STATED PROBLEM -> Could you quote verbatim the lines below, starting at the line that contains "- x-tick-label: 2006: [147, 580, 198, 604]" and ending at the line that contains "- y-axis-ticks: 0", with both of those lines included?

INFORMATION SUPPLIED ->
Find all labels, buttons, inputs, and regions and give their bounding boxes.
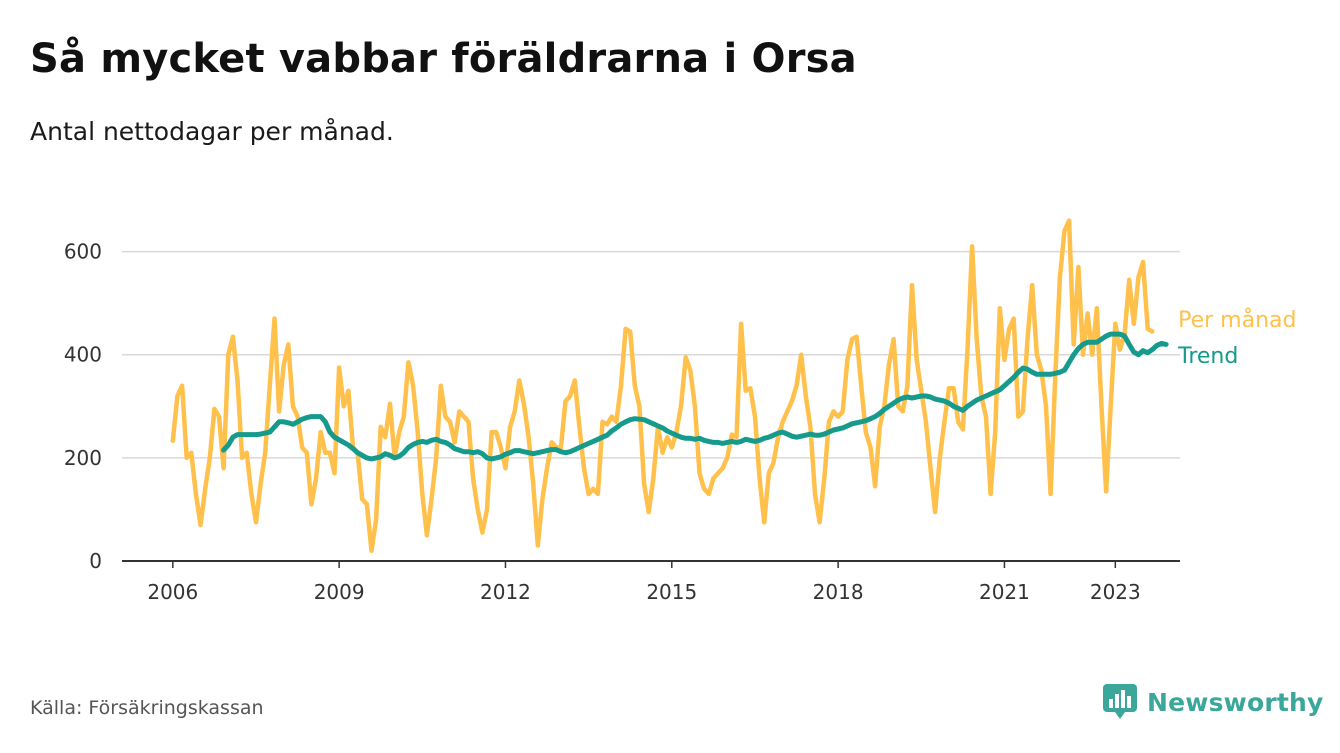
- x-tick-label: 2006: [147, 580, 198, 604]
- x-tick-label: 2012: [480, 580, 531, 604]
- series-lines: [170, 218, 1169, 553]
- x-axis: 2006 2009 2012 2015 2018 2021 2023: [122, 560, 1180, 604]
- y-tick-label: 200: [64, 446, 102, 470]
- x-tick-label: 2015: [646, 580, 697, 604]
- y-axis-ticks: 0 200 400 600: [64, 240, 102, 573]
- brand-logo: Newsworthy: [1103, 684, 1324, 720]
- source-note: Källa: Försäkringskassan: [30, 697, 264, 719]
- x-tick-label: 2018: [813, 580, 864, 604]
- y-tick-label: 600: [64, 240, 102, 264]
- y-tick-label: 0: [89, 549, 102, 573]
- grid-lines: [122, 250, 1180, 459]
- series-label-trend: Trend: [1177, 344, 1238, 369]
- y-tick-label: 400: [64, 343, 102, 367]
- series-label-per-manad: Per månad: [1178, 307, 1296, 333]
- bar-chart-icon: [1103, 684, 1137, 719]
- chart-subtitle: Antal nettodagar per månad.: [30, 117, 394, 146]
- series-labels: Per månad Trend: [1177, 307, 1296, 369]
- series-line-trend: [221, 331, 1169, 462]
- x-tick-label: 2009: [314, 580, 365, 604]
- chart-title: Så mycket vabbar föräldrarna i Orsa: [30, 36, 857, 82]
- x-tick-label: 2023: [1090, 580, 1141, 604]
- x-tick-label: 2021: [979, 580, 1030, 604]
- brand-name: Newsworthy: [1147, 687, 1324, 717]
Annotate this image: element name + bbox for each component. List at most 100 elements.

---

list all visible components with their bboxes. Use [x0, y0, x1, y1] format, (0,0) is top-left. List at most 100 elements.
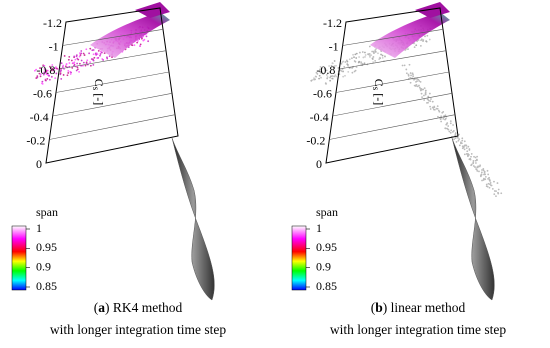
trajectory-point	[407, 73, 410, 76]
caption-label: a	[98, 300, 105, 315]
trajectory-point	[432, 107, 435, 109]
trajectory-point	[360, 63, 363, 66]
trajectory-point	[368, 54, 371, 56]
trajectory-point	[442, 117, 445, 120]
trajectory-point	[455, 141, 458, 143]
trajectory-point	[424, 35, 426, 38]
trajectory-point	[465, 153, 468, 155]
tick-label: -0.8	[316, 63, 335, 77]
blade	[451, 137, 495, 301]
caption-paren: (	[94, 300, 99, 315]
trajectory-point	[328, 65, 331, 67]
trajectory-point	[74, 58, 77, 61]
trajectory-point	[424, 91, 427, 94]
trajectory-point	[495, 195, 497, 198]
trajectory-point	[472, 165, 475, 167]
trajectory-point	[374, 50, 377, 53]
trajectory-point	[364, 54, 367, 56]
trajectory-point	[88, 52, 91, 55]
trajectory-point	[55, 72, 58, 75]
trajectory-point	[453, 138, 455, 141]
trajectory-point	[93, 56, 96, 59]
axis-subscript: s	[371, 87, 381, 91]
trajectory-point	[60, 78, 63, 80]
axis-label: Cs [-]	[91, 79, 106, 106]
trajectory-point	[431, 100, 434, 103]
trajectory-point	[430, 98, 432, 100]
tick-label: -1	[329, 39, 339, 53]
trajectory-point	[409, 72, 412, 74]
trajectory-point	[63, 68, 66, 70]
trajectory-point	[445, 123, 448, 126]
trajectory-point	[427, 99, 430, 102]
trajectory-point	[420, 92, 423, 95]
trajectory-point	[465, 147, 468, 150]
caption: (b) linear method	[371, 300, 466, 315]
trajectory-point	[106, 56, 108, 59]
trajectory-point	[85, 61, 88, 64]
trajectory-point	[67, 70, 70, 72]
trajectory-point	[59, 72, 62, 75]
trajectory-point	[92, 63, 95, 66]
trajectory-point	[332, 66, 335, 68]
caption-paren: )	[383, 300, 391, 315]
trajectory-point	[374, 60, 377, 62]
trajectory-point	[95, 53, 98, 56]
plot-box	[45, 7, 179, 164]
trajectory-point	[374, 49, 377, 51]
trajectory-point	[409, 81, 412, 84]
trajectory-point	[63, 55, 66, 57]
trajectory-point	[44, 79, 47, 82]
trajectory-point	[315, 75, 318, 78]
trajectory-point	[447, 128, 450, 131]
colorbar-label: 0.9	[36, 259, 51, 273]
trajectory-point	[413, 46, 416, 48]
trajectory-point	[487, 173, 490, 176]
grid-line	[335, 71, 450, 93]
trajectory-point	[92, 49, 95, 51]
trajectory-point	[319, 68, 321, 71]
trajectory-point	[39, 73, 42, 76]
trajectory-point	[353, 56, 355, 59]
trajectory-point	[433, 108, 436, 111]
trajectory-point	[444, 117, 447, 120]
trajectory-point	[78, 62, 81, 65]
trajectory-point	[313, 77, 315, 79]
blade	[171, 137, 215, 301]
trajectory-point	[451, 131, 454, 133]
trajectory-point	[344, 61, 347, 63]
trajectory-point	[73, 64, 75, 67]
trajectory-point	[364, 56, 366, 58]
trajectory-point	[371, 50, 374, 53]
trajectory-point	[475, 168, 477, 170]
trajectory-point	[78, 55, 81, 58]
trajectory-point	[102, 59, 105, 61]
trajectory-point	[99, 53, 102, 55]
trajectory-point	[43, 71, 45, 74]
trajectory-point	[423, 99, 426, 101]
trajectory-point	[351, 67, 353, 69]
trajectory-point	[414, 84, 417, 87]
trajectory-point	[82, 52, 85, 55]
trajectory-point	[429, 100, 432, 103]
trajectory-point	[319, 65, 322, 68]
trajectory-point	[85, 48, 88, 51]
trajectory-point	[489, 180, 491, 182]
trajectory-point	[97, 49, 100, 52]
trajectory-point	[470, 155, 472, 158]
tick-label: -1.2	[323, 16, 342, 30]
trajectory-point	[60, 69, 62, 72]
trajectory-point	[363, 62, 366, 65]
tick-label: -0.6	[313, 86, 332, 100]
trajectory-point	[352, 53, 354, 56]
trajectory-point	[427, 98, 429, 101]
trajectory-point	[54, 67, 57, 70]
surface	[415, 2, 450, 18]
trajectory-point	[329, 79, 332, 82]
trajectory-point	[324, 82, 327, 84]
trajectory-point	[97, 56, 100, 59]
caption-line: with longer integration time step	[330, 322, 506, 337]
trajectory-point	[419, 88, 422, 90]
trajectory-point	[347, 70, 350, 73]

WRITTEN SOLUTION ->
- x-tick-label: 2006: [147, 580, 198, 604]
- x-tick-label: 2012: [480, 580, 531, 604]
- series-lines: [170, 218, 1169, 553]
- x-axis: 2006 2009 2012 2015 2018 2021 2023: [122, 560, 1180, 604]
- y-tick-label: 200: [64, 446, 102, 470]
- x-tick-label: 2015: [646, 580, 697, 604]
- y-axis-ticks: 0 200 400 600: [64, 240, 102, 573]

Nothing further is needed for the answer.